TASK
Below are records; count the lines in them that hold "étais" and give only the count.

Saved entries
>> START
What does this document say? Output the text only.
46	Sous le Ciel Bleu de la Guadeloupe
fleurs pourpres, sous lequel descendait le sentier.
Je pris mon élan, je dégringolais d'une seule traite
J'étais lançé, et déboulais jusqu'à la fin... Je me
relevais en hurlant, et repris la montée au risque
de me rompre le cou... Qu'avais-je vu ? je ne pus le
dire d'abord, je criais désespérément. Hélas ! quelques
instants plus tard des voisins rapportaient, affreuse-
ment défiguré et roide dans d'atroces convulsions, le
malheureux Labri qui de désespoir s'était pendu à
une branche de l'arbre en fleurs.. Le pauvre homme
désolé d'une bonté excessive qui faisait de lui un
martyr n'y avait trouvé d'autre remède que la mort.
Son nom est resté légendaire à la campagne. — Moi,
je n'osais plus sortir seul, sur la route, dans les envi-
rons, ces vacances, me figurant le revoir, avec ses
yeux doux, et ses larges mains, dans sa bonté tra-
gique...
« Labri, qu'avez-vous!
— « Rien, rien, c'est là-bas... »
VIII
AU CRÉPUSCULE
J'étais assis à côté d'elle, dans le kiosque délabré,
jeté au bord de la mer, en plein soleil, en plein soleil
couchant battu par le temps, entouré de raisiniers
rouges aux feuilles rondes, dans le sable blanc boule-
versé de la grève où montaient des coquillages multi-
>> END
RESULT OF THIS EXERCISE
2